-- Short task --
Using the records below, please work out how many lines contain "content"; answer with the number alone.

-- Data lines --
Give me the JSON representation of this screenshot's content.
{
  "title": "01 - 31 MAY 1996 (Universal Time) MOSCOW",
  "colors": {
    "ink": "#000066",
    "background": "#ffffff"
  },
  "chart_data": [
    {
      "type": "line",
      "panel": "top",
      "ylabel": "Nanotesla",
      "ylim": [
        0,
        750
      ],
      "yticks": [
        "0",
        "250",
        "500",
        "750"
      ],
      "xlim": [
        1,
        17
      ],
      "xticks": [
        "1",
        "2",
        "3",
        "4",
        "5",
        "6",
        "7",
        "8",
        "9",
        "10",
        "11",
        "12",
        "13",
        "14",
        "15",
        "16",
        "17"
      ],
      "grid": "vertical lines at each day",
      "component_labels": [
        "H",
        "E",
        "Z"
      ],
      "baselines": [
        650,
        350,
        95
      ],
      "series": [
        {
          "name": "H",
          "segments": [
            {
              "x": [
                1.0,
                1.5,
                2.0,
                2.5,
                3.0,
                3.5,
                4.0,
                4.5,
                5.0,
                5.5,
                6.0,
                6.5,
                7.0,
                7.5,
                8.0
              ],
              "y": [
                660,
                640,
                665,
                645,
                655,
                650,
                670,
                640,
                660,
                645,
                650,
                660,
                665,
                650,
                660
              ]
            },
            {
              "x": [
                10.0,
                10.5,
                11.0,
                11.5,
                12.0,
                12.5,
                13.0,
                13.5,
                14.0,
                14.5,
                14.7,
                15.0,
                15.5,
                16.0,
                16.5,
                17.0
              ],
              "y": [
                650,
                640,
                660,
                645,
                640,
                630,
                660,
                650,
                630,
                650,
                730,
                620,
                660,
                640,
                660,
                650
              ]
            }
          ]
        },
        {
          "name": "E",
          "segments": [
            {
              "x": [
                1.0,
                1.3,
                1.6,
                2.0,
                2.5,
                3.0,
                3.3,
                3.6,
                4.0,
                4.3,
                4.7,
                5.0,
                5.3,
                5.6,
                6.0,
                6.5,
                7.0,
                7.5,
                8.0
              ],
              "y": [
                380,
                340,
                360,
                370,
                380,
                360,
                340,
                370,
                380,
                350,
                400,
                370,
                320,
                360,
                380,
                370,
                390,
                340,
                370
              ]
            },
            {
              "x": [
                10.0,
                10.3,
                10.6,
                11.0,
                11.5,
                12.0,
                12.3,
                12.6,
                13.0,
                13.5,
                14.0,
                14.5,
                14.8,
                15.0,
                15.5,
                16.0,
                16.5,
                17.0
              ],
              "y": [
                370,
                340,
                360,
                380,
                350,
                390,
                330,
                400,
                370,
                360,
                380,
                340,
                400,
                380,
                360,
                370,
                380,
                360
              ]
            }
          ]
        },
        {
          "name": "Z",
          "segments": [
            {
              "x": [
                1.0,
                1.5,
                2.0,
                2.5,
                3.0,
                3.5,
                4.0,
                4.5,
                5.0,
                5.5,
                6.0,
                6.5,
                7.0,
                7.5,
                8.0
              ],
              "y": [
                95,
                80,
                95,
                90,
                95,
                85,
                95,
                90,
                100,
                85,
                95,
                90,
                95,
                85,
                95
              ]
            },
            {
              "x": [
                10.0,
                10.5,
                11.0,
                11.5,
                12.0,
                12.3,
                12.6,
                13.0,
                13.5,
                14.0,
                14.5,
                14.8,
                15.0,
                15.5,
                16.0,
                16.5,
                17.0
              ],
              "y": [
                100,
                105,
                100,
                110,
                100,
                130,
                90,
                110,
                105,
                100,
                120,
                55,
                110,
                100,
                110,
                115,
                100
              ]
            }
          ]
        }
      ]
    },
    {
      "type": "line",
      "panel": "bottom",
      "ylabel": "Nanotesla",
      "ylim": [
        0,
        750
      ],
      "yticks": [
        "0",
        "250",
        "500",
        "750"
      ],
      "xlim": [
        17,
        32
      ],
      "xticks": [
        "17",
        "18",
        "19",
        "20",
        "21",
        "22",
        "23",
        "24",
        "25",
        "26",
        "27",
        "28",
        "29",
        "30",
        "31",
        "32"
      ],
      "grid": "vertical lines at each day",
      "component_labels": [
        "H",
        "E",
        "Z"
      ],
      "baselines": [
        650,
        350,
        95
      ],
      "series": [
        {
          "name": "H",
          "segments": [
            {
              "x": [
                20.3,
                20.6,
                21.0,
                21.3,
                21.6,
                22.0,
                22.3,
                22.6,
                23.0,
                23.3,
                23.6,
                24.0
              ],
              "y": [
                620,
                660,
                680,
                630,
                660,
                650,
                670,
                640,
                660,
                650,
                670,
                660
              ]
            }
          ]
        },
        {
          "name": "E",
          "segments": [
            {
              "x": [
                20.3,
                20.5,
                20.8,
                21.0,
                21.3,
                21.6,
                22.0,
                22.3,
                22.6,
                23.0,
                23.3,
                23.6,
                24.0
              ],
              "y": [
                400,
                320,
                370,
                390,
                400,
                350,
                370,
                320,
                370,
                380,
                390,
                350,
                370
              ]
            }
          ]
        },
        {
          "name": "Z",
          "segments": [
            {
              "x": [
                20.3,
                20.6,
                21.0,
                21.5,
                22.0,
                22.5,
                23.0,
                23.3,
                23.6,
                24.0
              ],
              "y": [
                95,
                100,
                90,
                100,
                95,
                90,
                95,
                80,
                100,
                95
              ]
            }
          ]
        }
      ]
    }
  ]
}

* * *

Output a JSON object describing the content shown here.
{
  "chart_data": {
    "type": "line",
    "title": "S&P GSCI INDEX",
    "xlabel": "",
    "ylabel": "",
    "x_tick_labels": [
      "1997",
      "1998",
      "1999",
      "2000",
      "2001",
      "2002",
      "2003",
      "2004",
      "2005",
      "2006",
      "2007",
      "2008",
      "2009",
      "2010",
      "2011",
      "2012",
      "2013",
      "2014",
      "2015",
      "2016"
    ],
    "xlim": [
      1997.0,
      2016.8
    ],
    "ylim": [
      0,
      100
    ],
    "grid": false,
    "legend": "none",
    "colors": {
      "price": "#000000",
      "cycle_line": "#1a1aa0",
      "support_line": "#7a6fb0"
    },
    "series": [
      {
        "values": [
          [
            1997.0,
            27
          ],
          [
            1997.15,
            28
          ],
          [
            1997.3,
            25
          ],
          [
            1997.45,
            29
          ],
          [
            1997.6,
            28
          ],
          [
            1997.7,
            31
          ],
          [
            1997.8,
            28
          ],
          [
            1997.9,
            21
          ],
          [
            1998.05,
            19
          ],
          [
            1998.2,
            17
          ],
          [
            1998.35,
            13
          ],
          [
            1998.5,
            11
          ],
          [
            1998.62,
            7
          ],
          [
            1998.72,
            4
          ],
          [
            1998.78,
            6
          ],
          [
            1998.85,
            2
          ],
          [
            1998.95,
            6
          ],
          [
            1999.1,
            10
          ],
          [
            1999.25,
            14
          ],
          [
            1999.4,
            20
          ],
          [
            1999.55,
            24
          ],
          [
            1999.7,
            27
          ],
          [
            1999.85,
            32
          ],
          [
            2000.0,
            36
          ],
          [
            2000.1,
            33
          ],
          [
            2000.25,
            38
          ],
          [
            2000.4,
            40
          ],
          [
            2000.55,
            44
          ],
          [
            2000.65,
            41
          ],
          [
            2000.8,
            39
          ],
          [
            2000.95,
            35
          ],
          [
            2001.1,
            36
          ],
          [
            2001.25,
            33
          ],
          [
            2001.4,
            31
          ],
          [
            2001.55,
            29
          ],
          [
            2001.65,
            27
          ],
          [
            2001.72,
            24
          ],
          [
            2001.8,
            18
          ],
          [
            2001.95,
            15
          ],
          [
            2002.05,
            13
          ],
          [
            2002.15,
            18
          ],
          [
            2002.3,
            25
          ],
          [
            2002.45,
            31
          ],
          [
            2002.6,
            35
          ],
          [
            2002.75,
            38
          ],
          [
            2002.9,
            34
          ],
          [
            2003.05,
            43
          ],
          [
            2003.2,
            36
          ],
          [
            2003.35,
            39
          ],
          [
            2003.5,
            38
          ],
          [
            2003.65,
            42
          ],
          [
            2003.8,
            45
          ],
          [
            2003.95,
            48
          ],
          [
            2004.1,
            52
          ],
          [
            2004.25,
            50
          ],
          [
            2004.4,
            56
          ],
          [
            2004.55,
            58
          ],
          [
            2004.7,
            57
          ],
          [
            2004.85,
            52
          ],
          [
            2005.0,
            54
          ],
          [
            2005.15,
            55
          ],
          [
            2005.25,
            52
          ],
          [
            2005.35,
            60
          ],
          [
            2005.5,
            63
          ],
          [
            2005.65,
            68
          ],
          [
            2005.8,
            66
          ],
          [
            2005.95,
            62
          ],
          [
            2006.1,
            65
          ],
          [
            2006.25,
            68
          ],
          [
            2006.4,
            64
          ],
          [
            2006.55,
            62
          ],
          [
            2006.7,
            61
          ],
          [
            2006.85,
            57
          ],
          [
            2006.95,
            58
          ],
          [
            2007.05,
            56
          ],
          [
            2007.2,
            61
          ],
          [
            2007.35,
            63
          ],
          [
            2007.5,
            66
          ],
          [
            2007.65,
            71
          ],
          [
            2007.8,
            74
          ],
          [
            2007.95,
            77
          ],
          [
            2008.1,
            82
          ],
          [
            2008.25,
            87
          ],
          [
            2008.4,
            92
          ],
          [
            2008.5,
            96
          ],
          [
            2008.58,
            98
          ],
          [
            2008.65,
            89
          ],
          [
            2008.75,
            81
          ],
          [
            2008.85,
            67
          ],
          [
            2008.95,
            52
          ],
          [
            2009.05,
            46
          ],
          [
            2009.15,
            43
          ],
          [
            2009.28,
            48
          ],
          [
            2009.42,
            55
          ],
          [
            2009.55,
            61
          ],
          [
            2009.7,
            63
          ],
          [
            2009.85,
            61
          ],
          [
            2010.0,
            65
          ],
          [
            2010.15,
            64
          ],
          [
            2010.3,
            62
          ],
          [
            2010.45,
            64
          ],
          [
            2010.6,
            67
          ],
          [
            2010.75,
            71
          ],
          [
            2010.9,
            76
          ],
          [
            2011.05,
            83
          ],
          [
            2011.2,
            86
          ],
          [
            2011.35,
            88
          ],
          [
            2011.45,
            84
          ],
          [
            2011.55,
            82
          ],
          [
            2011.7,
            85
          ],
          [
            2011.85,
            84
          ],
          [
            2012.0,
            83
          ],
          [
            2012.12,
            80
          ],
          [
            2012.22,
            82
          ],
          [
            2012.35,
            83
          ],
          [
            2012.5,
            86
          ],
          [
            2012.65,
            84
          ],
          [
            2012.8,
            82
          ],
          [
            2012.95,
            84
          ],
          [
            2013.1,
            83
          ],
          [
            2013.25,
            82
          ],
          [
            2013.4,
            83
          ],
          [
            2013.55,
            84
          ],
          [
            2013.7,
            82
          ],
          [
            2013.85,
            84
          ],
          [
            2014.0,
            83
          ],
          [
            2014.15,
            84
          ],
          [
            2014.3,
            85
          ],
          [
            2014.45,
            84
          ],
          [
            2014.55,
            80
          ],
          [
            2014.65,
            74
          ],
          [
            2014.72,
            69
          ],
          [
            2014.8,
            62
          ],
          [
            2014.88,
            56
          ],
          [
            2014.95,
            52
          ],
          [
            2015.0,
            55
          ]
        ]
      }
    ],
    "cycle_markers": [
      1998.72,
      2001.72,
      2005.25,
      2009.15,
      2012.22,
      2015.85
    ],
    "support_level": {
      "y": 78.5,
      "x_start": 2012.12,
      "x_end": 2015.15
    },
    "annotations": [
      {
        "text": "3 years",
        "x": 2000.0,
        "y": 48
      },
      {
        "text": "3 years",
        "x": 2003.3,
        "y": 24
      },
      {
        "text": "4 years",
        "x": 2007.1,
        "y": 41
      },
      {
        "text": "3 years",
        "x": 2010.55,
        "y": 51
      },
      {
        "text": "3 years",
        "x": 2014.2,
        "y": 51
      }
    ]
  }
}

-- Task answer --
2